== Data for the task ==
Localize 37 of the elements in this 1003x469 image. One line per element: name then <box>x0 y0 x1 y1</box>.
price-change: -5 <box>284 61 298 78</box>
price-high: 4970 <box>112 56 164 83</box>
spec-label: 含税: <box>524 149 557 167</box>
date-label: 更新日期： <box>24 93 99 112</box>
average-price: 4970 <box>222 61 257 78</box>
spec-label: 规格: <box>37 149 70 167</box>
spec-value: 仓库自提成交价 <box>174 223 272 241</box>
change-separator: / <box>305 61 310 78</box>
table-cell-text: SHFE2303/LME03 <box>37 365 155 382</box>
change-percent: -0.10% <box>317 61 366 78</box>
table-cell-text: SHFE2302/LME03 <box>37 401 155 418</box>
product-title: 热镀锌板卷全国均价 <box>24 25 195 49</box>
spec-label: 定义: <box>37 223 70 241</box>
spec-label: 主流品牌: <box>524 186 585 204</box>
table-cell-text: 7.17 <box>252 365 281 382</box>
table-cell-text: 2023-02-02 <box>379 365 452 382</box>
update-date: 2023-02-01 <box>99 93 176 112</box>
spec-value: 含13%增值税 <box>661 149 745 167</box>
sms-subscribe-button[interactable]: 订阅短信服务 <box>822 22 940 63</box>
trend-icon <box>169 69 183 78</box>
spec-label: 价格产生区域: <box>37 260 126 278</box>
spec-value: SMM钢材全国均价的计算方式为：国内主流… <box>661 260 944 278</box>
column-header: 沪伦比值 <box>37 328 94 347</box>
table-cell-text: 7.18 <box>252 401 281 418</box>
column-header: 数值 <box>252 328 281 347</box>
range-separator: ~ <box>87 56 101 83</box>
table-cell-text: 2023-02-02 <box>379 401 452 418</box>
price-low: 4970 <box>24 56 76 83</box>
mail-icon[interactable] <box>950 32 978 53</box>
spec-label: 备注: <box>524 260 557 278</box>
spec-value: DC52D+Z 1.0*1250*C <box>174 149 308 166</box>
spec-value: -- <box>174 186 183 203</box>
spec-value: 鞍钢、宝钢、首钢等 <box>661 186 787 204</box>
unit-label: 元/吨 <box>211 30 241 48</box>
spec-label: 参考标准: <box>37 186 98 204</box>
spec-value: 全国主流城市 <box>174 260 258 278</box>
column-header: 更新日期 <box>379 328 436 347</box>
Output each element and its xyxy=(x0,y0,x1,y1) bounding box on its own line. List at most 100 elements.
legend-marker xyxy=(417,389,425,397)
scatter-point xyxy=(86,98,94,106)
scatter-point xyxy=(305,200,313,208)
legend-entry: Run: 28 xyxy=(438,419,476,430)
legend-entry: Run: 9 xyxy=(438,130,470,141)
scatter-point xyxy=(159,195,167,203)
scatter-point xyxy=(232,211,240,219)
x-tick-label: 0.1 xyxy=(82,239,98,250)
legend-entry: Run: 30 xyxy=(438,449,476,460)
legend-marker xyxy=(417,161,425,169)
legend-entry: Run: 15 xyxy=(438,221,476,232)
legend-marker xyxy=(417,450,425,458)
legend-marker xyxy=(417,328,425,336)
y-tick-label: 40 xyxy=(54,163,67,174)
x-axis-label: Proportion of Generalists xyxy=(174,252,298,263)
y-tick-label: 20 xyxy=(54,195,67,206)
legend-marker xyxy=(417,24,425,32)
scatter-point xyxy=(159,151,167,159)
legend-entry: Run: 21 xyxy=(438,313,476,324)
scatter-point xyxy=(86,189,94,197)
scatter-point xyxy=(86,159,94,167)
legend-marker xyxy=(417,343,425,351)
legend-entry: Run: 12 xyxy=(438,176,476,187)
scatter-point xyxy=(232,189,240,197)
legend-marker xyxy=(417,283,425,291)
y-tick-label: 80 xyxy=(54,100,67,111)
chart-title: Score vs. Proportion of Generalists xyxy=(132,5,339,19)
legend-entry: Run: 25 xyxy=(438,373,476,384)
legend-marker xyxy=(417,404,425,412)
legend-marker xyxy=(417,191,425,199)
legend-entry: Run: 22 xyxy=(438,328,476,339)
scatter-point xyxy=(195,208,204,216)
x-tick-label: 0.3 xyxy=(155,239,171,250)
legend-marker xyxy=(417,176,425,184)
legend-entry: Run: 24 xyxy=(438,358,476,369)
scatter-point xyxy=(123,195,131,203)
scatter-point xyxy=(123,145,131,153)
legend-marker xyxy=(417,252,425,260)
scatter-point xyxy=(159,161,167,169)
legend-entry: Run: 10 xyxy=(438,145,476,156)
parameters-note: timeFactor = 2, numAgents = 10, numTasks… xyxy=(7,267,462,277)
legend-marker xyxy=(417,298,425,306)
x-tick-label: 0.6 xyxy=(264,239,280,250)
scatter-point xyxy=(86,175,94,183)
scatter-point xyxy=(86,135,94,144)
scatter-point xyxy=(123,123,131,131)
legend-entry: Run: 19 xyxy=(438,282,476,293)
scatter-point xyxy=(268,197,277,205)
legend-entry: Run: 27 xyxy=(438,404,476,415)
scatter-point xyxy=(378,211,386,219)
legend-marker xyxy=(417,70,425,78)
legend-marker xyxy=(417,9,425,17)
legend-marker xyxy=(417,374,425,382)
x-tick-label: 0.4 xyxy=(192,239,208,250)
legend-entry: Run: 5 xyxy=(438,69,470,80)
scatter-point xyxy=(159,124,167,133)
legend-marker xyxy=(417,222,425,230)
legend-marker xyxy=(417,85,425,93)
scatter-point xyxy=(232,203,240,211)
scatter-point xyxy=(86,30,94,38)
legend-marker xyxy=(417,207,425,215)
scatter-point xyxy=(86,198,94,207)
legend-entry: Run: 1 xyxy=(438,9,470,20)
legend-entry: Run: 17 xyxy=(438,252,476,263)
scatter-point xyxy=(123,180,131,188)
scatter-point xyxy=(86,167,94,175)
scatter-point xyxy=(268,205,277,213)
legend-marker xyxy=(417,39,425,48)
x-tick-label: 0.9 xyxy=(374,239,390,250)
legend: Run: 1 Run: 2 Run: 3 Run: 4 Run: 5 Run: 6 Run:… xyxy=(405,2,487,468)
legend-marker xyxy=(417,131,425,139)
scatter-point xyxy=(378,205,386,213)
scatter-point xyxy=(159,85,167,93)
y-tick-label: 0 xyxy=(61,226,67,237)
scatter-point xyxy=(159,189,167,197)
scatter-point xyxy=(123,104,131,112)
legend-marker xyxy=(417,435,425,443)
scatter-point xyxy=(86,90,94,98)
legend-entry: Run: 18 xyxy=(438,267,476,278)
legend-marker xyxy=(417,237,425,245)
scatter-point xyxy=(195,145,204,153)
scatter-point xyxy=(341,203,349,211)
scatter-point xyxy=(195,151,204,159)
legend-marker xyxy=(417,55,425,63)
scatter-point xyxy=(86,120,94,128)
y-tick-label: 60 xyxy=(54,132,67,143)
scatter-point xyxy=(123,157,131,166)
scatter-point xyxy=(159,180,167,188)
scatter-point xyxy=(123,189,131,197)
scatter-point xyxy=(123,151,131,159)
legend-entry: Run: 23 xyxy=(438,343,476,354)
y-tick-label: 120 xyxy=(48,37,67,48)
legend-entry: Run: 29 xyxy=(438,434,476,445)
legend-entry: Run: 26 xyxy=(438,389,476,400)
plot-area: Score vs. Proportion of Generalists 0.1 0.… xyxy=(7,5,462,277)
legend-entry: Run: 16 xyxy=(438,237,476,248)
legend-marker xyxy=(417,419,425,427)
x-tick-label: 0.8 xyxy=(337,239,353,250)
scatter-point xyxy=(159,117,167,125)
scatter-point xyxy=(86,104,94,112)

== Task instructions ==
Reproduce all of the lines above character for character, in their original order.

== Response to the task ==
Localize 37 of the elements in this 1003x469 image. One line per element: name then <box>x0 y0 x1 y1</box>.
price-change: -5 <box>284 61 298 78</box>
price-high: 4970 <box>112 56 164 83</box>
spec-label: 含税: <box>524 149 557 167</box>
date-label: 更新日期： <box>24 93 99 112</box>
average-price: 4970 <box>222 61 257 78</box>
spec-label: 规格: <box>37 149 70 167</box>
spec-value: 仓库自提成交价 <box>174 223 272 241</box>
change-separator: / <box>305 61 310 78</box>
table-cell-text: SHFE2303/LME03 <box>37 365 155 382</box>
change-percent: -0.10% <box>317 61 366 78</box>
table-cell-text: SHFE2302/LME03 <box>37 401 155 418</box>
product-title: 热镀锌板卷全国均价 <box>24 25 195 49</box>
spec-label: 定义: <box>37 223 70 241</box>
spec-label: 主流品牌: <box>524 186 585 204</box>
table-cell-text: 7.17 <box>252 365 281 382</box>
table-cell-text: 2023-02-02 <box>379 365 452 382</box>
update-date: 2023-02-01 <box>99 93 176 112</box>
spec-value: 含13%增值税 <box>661 149 745 167</box>
sms-subscribe-button[interactable]: 订阅短信服务 <box>822 22 940 63</box>
trend-icon <box>169 69 183 78</box>
spec-label: 价格产生区域: <box>37 260 126 278</box>
spec-value: SMM钢材全国均价的计算方式为：国内主流… <box>661 260 944 278</box>
column-header: 沪伦比值 <box>37 328 94 347</box>
table-cell-text: 7.18 <box>252 401 281 418</box>
column-header: 数值 <box>252 328 281 347</box>
range-separator: ~ <box>87 56 101 83</box>
table-cell-text: 2023-02-02 <box>379 401 452 418</box>
price-low: 4970 <box>24 56 76 83</box>
mail-icon[interactable] <box>950 32 978 53</box>
spec-label: 备注: <box>524 260 557 278</box>
spec-value: DC52D+Z 1.0*1250*C <box>174 149 308 166</box>
spec-value: -- <box>174 186 183 203</box>
spec-value: 鞍钢、宝钢、首钢等 <box>661 186 787 204</box>
unit-label: 元/吨 <box>211 30 241 48</box>
spec-label: 参考标准: <box>37 186 98 204</box>
spec-value: 全国主流城市 <box>174 260 258 278</box>
column-header: 更新日期 <box>379 328 436 347</box>
Output each element and its xyxy=(x0,y0,x1,y1) bounding box on its own line. List at most 100 elements.
legend-marker xyxy=(417,389,425,397)
scatter-point xyxy=(86,98,94,106)
scatter-point xyxy=(305,200,313,208)
legend-entry: Run: 28 xyxy=(438,419,476,430)
legend-entry: Run: 9 xyxy=(438,130,470,141)
scatter-point xyxy=(159,195,167,203)
scatter-point xyxy=(232,211,240,219)
x-tick-label: 0.1 xyxy=(82,239,98,250)
legend-entry: Run: 30 xyxy=(438,449,476,460)
legend-marker xyxy=(417,161,425,169)
legend-entry: Run: 15 xyxy=(438,221,476,232)
legend-marker xyxy=(417,450,425,458)
legend-marker xyxy=(417,328,425,336)
y-tick-label: 40 xyxy=(54,163,67,174)
x-axis-label: Proportion of Generalists xyxy=(174,252,298,263)
y-tick-label: 20 xyxy=(54,195,67,206)
legend-marker xyxy=(417,24,425,32)
scatter-point xyxy=(159,151,167,159)
legend-entry: Run: 21 xyxy=(438,313,476,324)
scatter-point xyxy=(86,189,94,197)
scatter-point xyxy=(86,159,94,167)
legend-marker xyxy=(417,343,425,351)
legend-entry: Run: 12 xyxy=(438,176,476,187)
scatter-point xyxy=(232,189,240,197)
legend-marker xyxy=(417,283,425,291)
y-tick-label: 80 xyxy=(54,100,67,111)
chart-title: Score vs. Proportion of Generalists xyxy=(132,5,339,19)
legend-entry: Run: 25 xyxy=(438,373,476,384)
legend-marker xyxy=(417,404,425,412)
legend-marker xyxy=(417,191,425,199)
legend-entry: Run: 22 xyxy=(438,328,476,339)
scatter-point xyxy=(195,208,204,216)
x-tick-label: 0.3 xyxy=(155,239,171,250)
legend-marker xyxy=(417,176,425,184)
legend-entry: Run: 24 xyxy=(438,358,476,369)
scatter-point xyxy=(123,195,131,203)
scatter-point xyxy=(123,145,131,153)
legend-marker xyxy=(417,252,425,260)
scatter-point xyxy=(159,161,167,169)
legend-entry: Run: 10 xyxy=(438,145,476,156)
parameters-note: timeFactor = 2, numAgents = 10, numTasks… xyxy=(7,267,462,277)
legend-marker xyxy=(417,298,425,306)
x-tick-label: 0.6 xyxy=(264,239,280,250)
scatter-point xyxy=(86,175,94,183)
scatter-point xyxy=(86,135,94,144)
scatter-point xyxy=(123,123,131,131)
legend-entry: Run: 19 xyxy=(438,282,476,293)
scatter-point xyxy=(268,197,277,205)
legend-entry: Run: 27 xyxy=(438,404,476,415)
scatter-point xyxy=(378,211,386,219)
legend-marker xyxy=(417,70,425,78)
legend-marker xyxy=(417,9,425,17)
legend-marker xyxy=(417,374,425,382)
x-tick-label: 0.4 xyxy=(192,239,208,250)
legend-entry: Run: 5 xyxy=(438,69,470,80)
scatter-point xyxy=(159,124,167,133)
legend-marker xyxy=(417,222,425,230)
legend-marker xyxy=(417,85,425,93)
scatter-point xyxy=(232,203,240,211)
scatter-point xyxy=(86,30,94,38)
legend-marker xyxy=(417,207,425,215)
scatter-point xyxy=(86,198,94,207)
legend-entry: Run: 1 xyxy=(438,9,470,20)
legend-entry: Run: 17 xyxy=(438,252,476,263)
scatter-point xyxy=(123,180,131,188)
scatter-point xyxy=(86,167,94,175)
scatter-point xyxy=(268,205,277,213)
legend-marker xyxy=(417,39,425,48)
x-tick-label: 0.9 xyxy=(374,239,390,250)
legend: Run: 1 Run: 2 Run: 3 Run: 4 Run: 5 Run: 6 Run:… xyxy=(405,2,487,468)
legend-marker xyxy=(417,131,425,139)
scatter-point xyxy=(378,205,386,213)
scatter-point xyxy=(159,85,167,93)
y-tick-label: 0 xyxy=(61,226,67,237)
scatter-point xyxy=(159,189,167,197)
scatter-point xyxy=(123,104,131,112)
legend-marker xyxy=(417,435,425,443)
scatter-point xyxy=(86,90,94,98)
legend-entry: Run: 18 xyxy=(438,267,476,278)
legend-marker xyxy=(417,237,425,245)
scatter-point xyxy=(195,145,204,153)
scatter-point xyxy=(341,203,349,211)
scatter-point xyxy=(195,151,204,159)
legend-marker xyxy=(417,55,425,63)
scatter-point xyxy=(86,120,94,128)
y-tick-label: 60 xyxy=(54,132,67,143)
scatter-point xyxy=(123,157,131,166)
scatter-point xyxy=(159,180,167,188)
scatter-point xyxy=(123,189,131,197)
scatter-point xyxy=(123,151,131,159)
legend-entry: Run: 23 xyxy=(438,343,476,354)
y-tick-label: 120 xyxy=(48,37,67,48)
legend-entry: Run: 29 xyxy=(438,434,476,445)
legend-entry: Run: 26 xyxy=(438,389,476,400)
plot-area: Score vs. Proportion of Generalists 0.1 0.… xyxy=(7,5,462,277)
legend-entry: Run: 16 xyxy=(438,237,476,248)
legend-marker xyxy=(417,419,425,427)
x-tick-label: 0.8 xyxy=(337,239,353,250)
scatter-point xyxy=(159,117,167,125)
scatter-point xyxy=(86,104,94,112)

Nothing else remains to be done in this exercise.